▶ [Required task]: Out of the lines in this data, how many include "либо"? Give the number and nothing else.

▶ [Items]:
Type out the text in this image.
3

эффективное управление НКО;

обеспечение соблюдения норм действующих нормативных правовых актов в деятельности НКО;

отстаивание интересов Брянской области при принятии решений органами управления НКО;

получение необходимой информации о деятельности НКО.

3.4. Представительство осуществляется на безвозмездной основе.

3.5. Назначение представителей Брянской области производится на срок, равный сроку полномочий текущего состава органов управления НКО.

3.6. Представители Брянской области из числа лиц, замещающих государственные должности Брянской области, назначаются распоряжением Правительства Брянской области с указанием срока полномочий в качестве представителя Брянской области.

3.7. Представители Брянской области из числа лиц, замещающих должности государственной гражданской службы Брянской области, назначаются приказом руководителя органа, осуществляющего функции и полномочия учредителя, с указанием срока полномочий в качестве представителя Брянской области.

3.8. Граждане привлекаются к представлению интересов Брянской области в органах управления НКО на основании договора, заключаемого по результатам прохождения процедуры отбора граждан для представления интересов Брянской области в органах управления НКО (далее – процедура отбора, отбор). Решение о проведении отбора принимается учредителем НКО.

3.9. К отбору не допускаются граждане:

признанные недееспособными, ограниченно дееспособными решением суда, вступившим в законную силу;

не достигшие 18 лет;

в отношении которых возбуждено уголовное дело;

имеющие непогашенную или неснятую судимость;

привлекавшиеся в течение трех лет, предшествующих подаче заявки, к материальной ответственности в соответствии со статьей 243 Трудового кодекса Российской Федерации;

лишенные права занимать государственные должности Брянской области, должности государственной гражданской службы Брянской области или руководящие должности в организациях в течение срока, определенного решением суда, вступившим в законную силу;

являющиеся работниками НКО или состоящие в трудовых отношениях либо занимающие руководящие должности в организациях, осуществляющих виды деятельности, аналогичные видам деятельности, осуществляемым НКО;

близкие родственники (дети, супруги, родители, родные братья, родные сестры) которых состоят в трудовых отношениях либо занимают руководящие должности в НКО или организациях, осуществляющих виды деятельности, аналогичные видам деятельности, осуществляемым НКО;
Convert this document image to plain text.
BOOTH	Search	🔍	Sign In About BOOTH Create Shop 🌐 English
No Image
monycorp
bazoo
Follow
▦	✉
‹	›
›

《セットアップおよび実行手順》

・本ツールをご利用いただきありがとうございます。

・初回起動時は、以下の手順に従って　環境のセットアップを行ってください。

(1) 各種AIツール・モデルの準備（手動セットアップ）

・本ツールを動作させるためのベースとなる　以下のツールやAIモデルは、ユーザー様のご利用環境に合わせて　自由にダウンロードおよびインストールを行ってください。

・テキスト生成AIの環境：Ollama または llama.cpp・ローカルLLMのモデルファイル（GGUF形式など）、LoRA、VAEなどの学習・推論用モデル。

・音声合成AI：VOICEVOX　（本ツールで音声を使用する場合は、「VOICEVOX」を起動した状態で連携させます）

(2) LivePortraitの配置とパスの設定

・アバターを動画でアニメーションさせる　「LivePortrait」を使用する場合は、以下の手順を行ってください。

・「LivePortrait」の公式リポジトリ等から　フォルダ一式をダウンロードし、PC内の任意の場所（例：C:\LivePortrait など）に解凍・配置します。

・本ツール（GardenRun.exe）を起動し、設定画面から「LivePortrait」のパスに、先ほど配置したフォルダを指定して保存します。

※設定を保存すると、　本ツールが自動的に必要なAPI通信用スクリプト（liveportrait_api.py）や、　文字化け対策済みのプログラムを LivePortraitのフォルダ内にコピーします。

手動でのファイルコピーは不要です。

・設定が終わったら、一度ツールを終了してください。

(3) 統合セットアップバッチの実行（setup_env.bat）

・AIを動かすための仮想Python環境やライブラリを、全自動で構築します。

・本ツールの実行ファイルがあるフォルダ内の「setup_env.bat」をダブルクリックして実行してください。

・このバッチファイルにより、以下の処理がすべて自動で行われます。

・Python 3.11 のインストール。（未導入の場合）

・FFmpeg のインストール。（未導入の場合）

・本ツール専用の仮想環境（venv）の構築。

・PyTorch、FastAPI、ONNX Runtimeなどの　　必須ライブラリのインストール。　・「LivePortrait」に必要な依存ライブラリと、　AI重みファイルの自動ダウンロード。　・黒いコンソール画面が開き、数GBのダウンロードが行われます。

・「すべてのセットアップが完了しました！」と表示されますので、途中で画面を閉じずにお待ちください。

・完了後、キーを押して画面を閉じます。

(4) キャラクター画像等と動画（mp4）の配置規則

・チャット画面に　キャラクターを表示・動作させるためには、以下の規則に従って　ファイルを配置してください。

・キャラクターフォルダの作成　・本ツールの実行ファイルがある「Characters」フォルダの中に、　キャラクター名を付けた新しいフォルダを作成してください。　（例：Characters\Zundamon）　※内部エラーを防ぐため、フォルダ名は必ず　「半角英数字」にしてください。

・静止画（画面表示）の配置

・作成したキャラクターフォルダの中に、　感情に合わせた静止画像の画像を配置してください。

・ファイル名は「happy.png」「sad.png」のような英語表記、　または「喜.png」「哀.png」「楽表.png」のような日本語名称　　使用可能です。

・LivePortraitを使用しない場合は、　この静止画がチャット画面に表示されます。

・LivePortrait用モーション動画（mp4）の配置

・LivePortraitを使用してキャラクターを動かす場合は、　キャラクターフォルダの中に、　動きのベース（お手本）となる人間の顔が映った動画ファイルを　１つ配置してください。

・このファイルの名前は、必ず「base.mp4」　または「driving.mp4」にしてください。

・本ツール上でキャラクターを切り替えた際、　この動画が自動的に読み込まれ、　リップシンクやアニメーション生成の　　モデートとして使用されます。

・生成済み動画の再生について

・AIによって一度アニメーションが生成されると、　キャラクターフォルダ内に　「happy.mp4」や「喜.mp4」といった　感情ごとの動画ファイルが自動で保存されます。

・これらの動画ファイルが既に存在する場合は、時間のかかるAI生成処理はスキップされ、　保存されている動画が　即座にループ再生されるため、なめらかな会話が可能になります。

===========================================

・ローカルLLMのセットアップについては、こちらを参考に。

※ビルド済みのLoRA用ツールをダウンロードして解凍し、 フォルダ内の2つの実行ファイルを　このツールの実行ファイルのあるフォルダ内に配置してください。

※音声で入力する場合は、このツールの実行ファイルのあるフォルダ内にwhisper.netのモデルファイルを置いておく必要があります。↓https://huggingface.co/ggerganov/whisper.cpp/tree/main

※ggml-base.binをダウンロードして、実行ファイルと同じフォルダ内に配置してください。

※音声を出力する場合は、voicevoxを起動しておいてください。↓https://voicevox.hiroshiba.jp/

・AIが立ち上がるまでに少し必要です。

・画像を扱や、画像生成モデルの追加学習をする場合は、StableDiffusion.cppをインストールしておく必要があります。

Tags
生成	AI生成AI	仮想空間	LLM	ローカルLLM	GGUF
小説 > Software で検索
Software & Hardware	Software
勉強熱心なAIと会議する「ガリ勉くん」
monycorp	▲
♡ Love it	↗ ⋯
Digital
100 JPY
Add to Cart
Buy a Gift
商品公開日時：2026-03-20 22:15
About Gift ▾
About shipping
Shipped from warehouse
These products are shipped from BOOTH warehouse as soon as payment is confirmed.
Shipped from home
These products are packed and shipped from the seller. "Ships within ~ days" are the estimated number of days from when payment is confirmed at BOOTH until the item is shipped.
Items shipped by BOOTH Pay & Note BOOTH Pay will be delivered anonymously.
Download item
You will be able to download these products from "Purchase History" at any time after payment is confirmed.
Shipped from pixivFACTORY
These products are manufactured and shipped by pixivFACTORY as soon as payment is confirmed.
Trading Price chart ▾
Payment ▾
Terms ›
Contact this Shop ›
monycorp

▶ [Full answer]: 2